Reproduza na íntegra o excerto sobre a motivação da decisão da matéria de facto, sem alterar qualquer palavra ou sinal de pontuação.

Excerto selecionado:
****************
A motivação da decisão da matéria de facto assim exposta é coerente e, ademais, exprime um raciocínio lógico e está de acordo com as regras da experiência.

Sublinhe-se que a testemunha GG, não obstante, como disse, exercer as funções de supervisor, não mostrou conhecimento concreto, e muito menos pormenorizado, das condições em que o autor exerceu as suas funções (só terá falado com ele uma vez, por telefone, e já depois da “EMP02...” perder o cliente Correios ...), mas – até como se retira das transcrições apresentadas pela recorrente - referiu que a “EMP02...” ainda que tenha em conta as indicações do cliente, quanto à definição das tarefas ou à forma como o vigilante as deve levar a cabo (como por ex., no caso dos Correios ..., a que horas quer que o vigilante abra a porta do estabelecimento, a que horas quer que faça a ronda … mas sempre com respeito pelo âmbito do serviço contratado, não podendo o cliente, por ex., querer que o vigilante mude lâmpadas…), implementa as próprias regras, “internas”, “tal como [relativas] aos comportamentos, etc, etc, etc…”, resultando também do depoimento da testemunha FF (director de operações da filial Norte da “EMP02...”) que embora a “EMP02...” tenha em conta aquilo que é determinado pelo cliente, no caso, pelos Correios ..., essas pretensões do cliente estão sujeitas ao crivo daquilo que são as regras que regulam a actividade de vigilância privada, de que a recorrente não extravasa, respondendo espontaneamente que quando o autor deparasse com algum problema no trabalho deveria contactar a “EMP02...”, conquanto tenha depois referido que, “dependendo da situação”, poderia também reportar ao cliente.
****************
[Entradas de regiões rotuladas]

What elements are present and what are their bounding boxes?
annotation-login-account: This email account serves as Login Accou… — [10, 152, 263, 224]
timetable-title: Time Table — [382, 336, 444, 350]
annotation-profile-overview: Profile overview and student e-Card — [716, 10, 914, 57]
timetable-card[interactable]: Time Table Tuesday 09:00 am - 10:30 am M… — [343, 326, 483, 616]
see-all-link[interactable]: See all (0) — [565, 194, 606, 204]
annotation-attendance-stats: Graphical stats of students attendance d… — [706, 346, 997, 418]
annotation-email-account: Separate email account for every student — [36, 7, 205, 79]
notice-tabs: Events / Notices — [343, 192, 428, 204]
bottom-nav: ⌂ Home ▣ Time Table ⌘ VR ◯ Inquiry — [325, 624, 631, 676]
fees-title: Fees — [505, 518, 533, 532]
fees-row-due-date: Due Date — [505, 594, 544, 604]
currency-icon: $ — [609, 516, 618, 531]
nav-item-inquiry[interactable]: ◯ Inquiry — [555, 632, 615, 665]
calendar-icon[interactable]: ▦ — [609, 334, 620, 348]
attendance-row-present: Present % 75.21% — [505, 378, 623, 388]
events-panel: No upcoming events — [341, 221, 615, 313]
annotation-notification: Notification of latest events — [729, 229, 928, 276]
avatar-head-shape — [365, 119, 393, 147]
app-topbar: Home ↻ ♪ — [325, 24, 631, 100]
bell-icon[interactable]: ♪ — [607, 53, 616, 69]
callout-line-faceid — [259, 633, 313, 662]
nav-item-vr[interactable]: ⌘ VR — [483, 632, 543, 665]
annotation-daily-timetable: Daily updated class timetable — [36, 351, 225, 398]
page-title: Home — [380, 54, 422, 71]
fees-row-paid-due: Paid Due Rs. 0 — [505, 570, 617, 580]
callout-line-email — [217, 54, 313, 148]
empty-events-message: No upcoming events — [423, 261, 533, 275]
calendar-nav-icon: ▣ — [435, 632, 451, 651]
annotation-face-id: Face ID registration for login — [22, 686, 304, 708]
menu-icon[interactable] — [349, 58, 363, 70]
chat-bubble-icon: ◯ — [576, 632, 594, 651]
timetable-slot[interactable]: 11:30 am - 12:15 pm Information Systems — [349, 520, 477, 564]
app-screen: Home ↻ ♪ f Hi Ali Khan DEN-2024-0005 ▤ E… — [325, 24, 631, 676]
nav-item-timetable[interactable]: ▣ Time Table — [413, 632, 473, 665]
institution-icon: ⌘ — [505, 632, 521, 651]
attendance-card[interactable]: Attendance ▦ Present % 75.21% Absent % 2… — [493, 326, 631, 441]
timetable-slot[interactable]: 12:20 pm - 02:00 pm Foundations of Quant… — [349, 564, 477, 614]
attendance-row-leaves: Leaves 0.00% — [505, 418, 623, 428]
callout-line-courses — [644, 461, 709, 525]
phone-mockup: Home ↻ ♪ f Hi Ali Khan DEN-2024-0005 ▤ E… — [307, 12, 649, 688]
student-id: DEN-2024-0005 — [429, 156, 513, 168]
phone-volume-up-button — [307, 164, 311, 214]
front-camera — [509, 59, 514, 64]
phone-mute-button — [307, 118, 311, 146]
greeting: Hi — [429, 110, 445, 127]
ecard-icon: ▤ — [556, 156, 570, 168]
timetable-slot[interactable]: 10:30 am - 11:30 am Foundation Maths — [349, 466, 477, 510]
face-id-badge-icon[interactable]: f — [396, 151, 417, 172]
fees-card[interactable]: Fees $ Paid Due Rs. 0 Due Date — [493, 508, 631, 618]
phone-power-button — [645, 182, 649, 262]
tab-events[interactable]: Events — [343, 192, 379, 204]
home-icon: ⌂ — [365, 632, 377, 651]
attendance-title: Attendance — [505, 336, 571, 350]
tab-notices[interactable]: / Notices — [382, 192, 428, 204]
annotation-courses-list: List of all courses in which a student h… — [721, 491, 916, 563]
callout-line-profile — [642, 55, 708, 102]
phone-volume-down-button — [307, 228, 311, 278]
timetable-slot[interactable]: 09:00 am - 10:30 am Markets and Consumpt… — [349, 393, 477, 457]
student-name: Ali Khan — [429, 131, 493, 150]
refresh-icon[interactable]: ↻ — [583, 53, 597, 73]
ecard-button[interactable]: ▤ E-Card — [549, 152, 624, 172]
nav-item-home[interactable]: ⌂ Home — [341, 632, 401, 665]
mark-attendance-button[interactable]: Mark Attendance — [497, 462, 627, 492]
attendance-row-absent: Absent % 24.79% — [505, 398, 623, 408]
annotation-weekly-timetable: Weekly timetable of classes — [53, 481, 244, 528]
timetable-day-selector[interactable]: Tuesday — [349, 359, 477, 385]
****************
Resultado esperado:
A motivação da decisão da matéria de facto assim exposta é coerente e, ademais, exprime um raciocínio lógico e está de acordo com as regras da experiência.

Sublinhe-se que a testemunha GG, não obstante, como disse, exercer as funções de supervisor, não mostrou conhecimento concreto, e muito menos pormenorizado, das condições em que o autor exerceu as suas funções (só terá falado com ele uma vez, por telefone, e já depois da “EMP02...” perder o cliente Correios ...), mas – até como se retira das transcrições apresentadas pela recorrente - referiu que a “EMP02...” ainda que tenha em conta as indicações do cliente, quanto à definição das tarefas ou à forma como o vigilante as deve levar a cabo (como por ex., no caso dos Correios ..., a que horas quer que o vigilante abra a porta do estabelecimento, a que horas quer que faça a ronda … mas sempre com respeito pelo âmbito do serviço contratado, não podendo o cliente, por ex., querer que o vigilante mude lâmpadas…), implementa as próprias regras, “internas”, “tal como [relativas] aos comportamentos, etc, etc, etc…”, resultando também do depoimento da testemunha FF (director de operações da filial Norte da “EMP02...”) que embora a “EMP02...” tenha em conta aquilo que é determinado pelo cliente, no caso, pelos Correios ..., essas pretensões do cliente estão sujeitas ao crivo daquilo que são as regras que regulam a actividade de vigilância privada, de que a recorrente não extravasa, respondendo espontaneamente que quando o autor deparasse com algum problema no trabalho deveria contactar a “EMP02...”, conquanto tenha depois referido que, “dependendo da situação”, poderia também reportar ao cliente.